» **Objective**
State the number of lines with the string "took" in them, and nothing else.

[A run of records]
========================

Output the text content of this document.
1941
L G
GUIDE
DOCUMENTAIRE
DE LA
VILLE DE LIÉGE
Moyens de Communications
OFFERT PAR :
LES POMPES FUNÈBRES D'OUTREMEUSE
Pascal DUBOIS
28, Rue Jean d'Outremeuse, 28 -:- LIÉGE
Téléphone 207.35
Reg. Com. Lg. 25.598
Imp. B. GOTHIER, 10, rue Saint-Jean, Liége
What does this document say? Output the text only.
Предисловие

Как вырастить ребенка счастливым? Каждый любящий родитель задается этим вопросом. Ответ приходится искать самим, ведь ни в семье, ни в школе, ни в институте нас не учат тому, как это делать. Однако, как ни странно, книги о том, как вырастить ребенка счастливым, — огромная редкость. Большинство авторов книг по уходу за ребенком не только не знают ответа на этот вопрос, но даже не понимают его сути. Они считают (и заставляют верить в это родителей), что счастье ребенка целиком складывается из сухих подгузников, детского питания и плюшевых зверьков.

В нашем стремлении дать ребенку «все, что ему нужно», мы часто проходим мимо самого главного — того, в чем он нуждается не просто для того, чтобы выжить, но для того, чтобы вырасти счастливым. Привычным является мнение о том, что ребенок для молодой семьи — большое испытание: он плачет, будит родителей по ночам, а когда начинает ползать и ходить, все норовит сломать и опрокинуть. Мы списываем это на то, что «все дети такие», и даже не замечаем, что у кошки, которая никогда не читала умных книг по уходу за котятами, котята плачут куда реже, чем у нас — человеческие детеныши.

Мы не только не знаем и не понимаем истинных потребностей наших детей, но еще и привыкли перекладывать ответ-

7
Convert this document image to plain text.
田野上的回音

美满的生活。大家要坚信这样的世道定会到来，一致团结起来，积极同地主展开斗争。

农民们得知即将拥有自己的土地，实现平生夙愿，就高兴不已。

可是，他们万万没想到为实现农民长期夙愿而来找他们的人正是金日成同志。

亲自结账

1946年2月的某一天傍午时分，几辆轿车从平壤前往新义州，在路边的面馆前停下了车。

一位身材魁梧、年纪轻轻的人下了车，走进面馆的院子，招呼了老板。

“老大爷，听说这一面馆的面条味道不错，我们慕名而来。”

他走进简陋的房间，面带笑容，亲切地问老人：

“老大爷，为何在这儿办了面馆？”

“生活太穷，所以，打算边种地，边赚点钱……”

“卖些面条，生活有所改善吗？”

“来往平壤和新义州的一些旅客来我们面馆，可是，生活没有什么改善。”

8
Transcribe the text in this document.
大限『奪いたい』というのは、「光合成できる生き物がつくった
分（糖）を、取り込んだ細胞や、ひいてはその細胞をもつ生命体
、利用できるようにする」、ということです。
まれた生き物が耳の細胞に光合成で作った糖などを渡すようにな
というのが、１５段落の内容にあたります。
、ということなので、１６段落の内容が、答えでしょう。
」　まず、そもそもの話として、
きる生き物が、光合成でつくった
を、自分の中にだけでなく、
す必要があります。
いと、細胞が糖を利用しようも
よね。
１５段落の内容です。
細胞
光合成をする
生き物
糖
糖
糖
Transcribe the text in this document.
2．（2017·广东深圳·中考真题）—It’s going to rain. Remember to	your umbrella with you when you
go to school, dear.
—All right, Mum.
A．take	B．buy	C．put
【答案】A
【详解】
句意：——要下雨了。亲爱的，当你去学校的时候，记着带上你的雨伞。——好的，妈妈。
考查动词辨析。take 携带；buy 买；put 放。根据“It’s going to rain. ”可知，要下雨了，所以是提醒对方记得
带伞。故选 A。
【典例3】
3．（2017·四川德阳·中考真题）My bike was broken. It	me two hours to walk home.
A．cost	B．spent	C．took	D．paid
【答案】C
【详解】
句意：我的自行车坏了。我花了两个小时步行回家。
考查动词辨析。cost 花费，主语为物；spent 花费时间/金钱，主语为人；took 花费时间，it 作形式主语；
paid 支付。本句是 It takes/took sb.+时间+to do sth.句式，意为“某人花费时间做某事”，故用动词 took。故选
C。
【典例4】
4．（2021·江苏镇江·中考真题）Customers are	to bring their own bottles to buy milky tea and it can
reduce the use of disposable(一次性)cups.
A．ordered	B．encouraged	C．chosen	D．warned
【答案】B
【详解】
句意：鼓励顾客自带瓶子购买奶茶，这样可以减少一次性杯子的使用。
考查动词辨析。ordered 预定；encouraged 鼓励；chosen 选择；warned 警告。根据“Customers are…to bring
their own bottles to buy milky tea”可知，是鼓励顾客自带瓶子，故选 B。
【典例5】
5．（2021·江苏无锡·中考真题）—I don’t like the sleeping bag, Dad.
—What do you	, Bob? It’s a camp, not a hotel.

========================

» **Expected output**
3